### Extracted entries
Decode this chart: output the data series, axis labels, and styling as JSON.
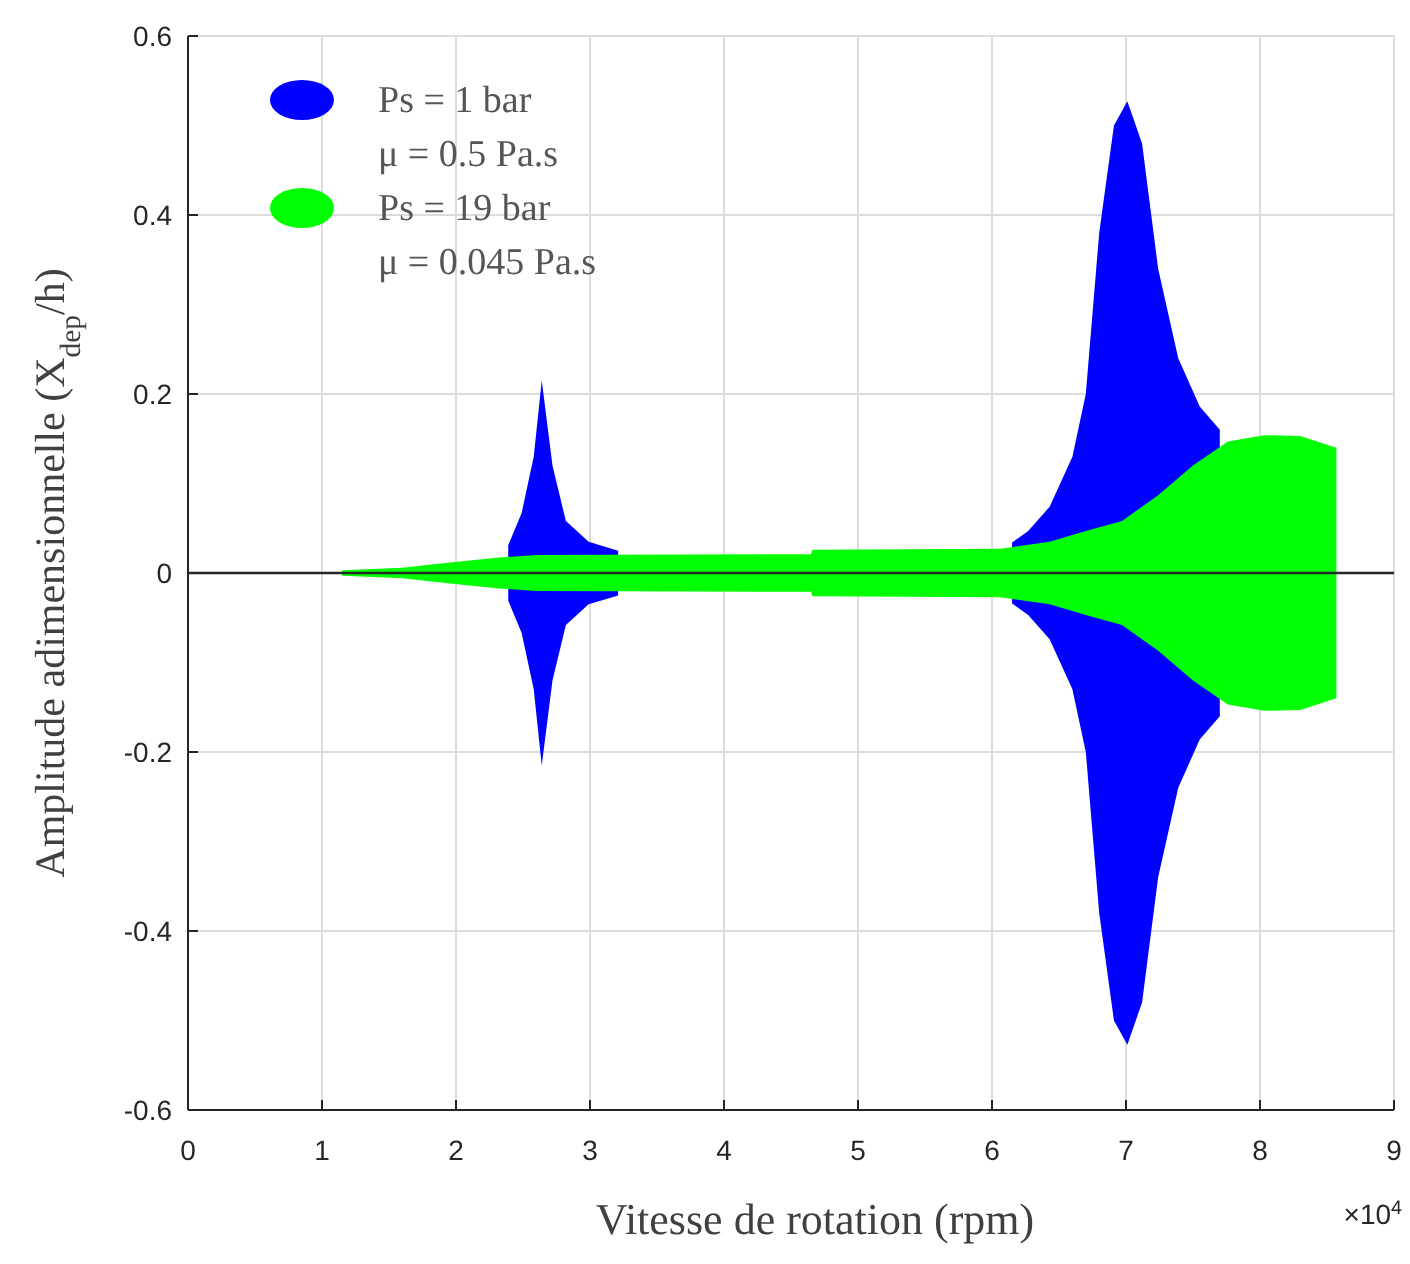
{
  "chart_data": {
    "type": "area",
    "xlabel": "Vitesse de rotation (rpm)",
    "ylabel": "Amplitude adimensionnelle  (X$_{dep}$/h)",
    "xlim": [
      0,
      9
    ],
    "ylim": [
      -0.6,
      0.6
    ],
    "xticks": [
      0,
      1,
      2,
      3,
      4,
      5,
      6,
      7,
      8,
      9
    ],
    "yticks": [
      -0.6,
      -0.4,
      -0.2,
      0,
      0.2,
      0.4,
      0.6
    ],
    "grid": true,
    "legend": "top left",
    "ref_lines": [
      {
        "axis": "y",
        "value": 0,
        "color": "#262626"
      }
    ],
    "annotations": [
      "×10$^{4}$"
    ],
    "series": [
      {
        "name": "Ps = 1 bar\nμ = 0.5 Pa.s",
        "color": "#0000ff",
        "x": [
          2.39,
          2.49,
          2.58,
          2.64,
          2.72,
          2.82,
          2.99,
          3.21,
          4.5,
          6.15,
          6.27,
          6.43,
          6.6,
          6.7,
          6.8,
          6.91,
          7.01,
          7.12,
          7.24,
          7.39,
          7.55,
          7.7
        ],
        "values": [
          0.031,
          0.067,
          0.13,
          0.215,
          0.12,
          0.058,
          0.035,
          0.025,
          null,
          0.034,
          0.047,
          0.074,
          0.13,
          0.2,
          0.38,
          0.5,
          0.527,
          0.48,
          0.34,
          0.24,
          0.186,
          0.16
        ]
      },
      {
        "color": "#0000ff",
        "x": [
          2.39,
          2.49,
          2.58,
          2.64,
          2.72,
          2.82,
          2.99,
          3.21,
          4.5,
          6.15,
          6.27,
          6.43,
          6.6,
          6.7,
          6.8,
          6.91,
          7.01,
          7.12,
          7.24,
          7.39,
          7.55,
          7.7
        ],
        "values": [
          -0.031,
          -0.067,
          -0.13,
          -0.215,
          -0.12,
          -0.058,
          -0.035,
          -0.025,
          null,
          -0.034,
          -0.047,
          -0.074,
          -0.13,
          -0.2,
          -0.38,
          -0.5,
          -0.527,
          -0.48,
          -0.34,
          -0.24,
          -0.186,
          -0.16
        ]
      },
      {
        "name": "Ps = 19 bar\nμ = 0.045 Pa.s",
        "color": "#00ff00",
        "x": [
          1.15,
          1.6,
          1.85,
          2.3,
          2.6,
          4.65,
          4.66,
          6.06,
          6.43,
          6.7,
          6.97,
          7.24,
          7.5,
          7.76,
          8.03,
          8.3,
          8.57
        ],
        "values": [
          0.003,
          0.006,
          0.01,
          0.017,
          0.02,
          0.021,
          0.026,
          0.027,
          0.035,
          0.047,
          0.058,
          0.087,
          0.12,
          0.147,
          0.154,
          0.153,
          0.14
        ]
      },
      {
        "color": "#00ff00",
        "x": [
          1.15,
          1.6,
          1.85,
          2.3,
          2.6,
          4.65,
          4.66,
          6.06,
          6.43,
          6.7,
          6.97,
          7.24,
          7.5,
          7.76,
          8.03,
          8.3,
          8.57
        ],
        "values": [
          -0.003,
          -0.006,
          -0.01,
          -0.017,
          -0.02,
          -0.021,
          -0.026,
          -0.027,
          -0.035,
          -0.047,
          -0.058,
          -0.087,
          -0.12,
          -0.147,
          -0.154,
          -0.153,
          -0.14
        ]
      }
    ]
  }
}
######
### Extracted entries
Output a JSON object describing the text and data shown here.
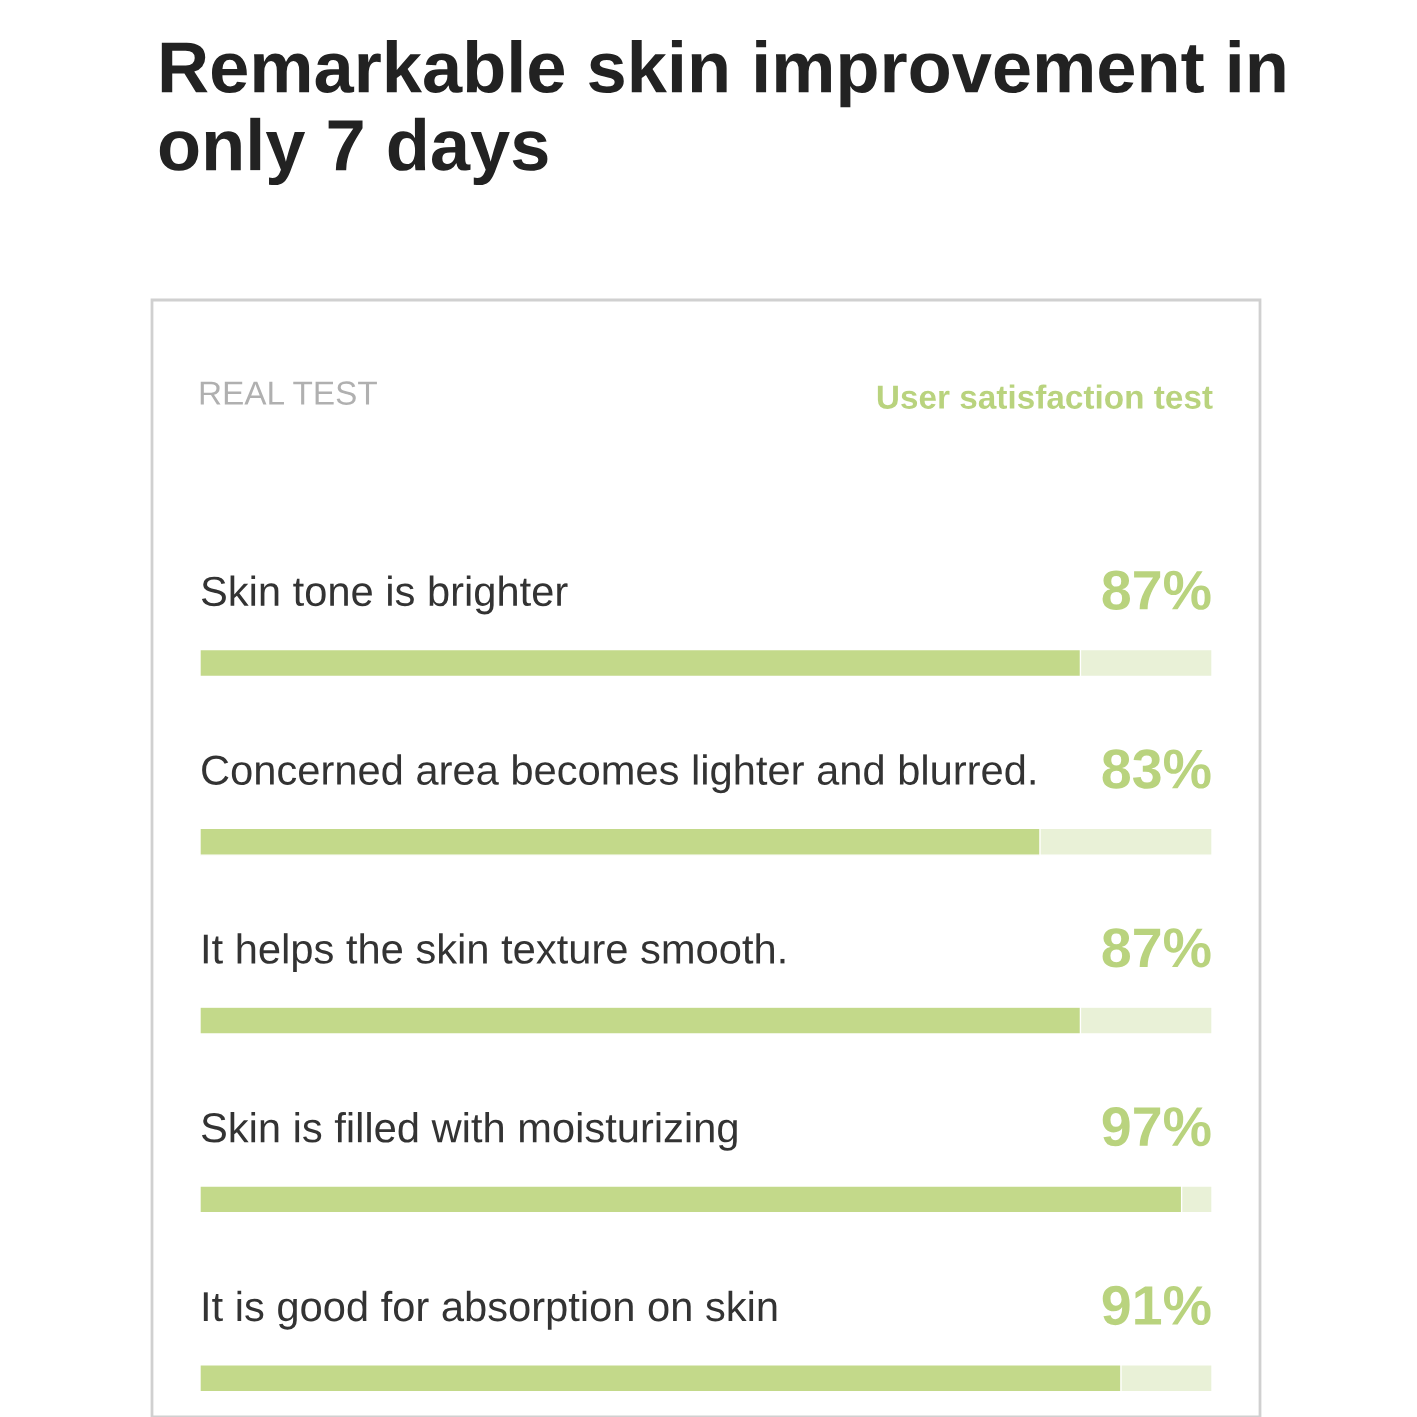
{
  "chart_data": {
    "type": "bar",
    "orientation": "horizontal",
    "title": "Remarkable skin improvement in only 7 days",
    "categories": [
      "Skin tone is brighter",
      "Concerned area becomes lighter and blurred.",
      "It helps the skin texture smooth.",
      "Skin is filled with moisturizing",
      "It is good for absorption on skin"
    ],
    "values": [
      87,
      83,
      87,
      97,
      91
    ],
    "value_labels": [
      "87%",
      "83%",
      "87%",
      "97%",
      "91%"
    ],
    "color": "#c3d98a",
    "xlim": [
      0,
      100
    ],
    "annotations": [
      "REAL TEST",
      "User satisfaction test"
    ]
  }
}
######
### Extracted entries
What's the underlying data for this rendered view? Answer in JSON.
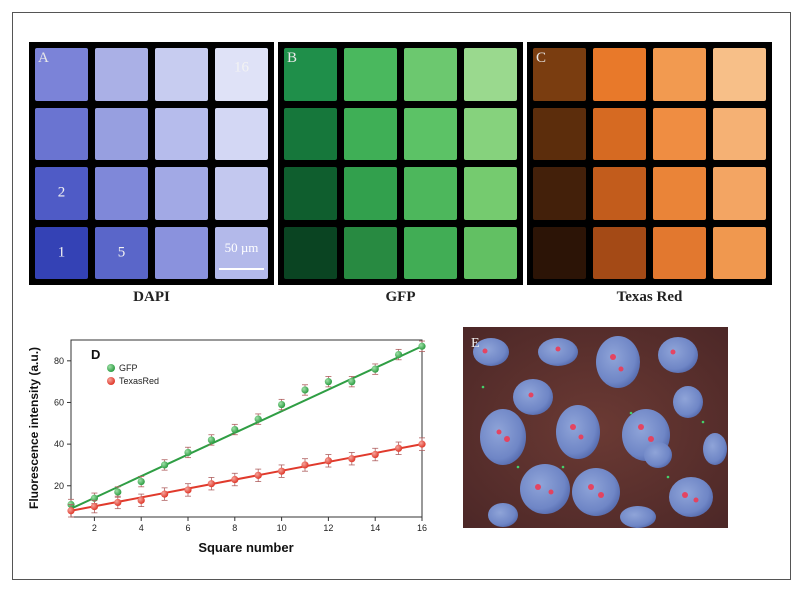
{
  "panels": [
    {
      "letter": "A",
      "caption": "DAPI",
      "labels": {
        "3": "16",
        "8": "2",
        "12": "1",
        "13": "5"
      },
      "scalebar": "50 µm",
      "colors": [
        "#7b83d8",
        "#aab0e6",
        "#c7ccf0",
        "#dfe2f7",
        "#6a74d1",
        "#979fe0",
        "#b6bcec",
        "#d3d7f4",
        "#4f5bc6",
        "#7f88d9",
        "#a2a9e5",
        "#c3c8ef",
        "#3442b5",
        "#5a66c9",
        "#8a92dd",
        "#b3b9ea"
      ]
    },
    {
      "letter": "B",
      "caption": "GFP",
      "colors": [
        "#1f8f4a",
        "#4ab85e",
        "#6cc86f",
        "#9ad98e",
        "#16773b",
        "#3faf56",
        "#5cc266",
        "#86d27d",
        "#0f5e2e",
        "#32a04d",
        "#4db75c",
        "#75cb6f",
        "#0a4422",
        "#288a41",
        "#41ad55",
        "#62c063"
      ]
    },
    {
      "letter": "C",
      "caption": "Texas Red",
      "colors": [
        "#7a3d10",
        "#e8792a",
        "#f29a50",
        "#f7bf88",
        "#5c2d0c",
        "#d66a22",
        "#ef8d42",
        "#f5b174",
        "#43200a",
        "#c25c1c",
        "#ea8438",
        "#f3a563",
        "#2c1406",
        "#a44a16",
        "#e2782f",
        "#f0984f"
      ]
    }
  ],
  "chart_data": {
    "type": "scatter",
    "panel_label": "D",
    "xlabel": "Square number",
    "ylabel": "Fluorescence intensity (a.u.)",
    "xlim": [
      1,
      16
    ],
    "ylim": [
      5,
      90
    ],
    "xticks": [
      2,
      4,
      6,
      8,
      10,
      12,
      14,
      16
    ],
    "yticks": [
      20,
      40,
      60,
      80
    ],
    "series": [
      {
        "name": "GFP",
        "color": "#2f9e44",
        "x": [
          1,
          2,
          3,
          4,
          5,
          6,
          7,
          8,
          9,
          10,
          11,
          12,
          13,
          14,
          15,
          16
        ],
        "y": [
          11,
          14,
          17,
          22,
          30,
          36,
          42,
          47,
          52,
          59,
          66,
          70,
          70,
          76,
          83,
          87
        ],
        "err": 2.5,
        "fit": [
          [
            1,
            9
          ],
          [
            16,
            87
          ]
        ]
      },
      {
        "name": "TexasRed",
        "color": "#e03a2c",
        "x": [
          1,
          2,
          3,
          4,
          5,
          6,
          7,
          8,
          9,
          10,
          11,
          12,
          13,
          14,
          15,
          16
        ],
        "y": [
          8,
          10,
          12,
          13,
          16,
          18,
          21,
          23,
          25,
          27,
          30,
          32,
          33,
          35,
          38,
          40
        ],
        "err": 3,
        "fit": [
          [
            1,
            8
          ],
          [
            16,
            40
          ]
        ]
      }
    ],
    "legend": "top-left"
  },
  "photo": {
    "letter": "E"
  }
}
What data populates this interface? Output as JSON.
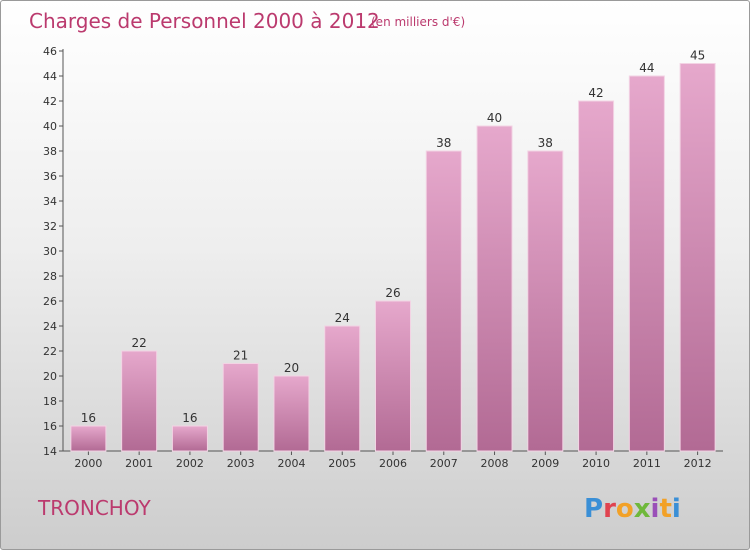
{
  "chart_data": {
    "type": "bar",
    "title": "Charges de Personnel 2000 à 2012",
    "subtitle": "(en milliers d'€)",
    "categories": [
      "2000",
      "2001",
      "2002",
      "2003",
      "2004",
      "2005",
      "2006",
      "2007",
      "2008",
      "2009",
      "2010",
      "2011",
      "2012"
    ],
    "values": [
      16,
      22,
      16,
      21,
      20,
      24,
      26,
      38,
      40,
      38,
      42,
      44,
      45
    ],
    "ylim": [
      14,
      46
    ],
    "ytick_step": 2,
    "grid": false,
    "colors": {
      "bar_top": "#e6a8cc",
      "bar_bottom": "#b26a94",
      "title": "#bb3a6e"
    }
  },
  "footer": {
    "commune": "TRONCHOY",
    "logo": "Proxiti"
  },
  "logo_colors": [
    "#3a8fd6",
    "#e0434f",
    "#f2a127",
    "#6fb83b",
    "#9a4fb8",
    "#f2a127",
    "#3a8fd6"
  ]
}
######
**Exercise:**
Read the data above and pull out each line that holds the string "area".

**Solution to this task:**
    "type": "area",
      "Concerned area becomes lighter and blurred.",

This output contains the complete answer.